Make an exact copy of each entry, leaving out every picture.

Items from a figure collection:
---------------

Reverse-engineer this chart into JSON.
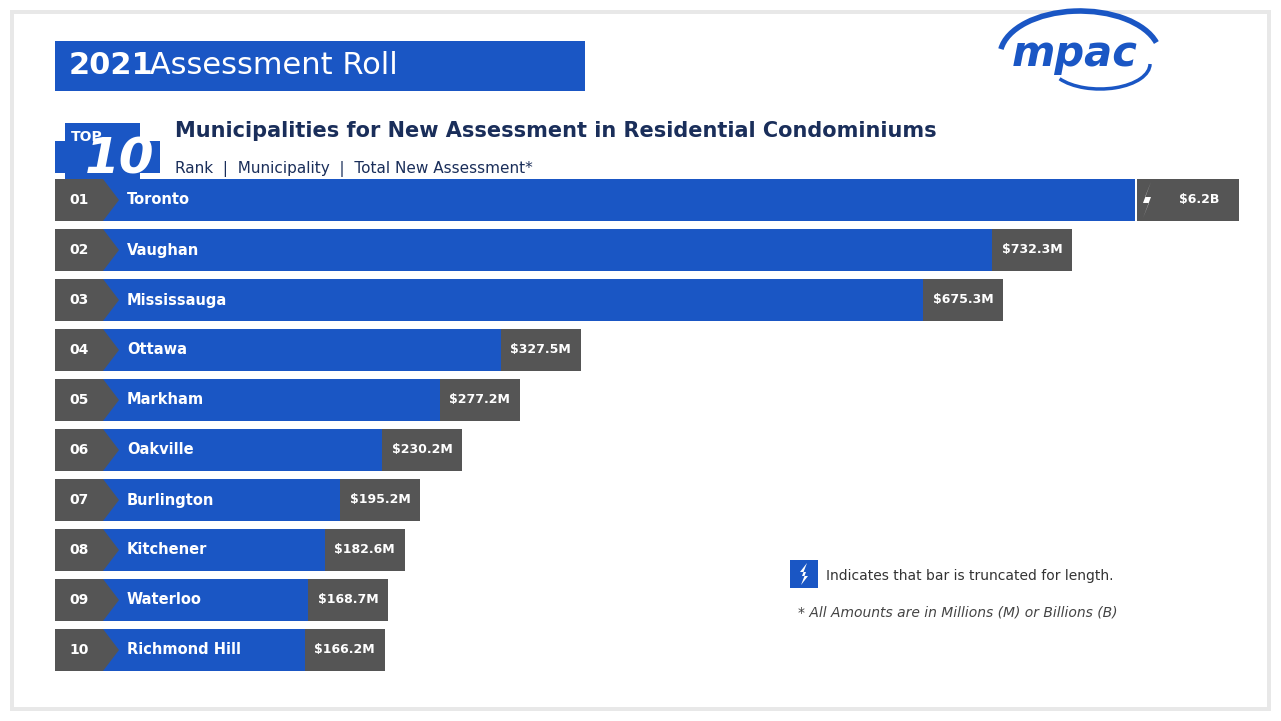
{
  "title_year": "2021",
  "title_rest": " Assessment Roll",
  "subtitle_main": "Municipalities for New Assessment in Residential Condominiums",
  "subtitle_sub": "Rank  |  Municipality  |  Total New Assessment*",
  "ranks": [
    "01",
    "02",
    "03",
    "04",
    "05",
    "06",
    "07",
    "08",
    "09",
    "10"
  ],
  "municipalities": [
    "Toronto",
    "Vaughan",
    "Mississauga",
    "Ottawa",
    "Markham",
    "Oakville",
    "Burlington",
    "Kitchener",
    "Waterloo",
    "Richmond Hill"
  ],
  "values_display": [
    "$6.2B",
    "$732.3M",
    "$675.3M",
    "$327.5M",
    "$277.2M",
    "$230.2M",
    "$195.2M",
    "$182.6M",
    "$168.7M",
    "$166.2M"
  ],
  "values_numeric": [
    6200,
    732.3,
    675.3,
    327.5,
    277.2,
    230.2,
    195.2,
    182.6,
    168.7,
    166.2
  ],
  "bar_max_display": 850,
  "bar_color": "#1a56c4",
  "rank_bg_color": "#555555",
  "label_bg_color": "#555555",
  "background_color": "#ffffff",
  "dark_text_color": "#1a2e5a",
  "note_line1": "Indicates that bar is truncated for length.",
  "note_line2": "* All Amounts are in Millions (M) or Billions (B)"
}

---------------

Written solution:
Reverse-engineer this chart into JSON.
{
  "title_year": "2021",
  "title_rest": " Assessment Roll",
  "subtitle_main": "Municipalities for New Assessment in Residential Condominiums",
  "subtitle_sub": "Rank  |  Municipality  |  Total New Assessment*",
  "ranks": [
    "01",
    "02",
    "03",
    "04",
    "05",
    "06",
    "07",
    "08",
    "09",
    "10"
  ],
  "municipalities": [
    "Toronto",
    "Vaughan",
    "Mississauga",
    "Ottawa",
    "Markham",
    "Oakville",
    "Burlington",
    "Kitchener",
    "Waterloo",
    "Richmond Hill"
  ],
  "values_display": [
    "$6.2B",
    "$732.3M",
    "$675.3M",
    "$327.5M",
    "$277.2M",
    "$230.2M",
    "$195.2M",
    "$182.6M",
    "$168.7M",
    "$166.2M"
  ],
  "values_numeric": [
    6200,
    732.3,
    675.3,
    327.5,
    277.2,
    230.2,
    195.2,
    182.6,
    168.7,
    166.2
  ],
  "bar_max_display": 850,
  "bar_color": "#1a56c4",
  "rank_bg_color": "#555555",
  "label_bg_color": "#555555",
  "background_color": "#ffffff",
  "dark_text_color": "#1a2e5a",
  "note_line1": "Indicates that bar is truncated for length.",
  "note_line2": "* All Amounts are in Millions (M) or Billions (B)"
}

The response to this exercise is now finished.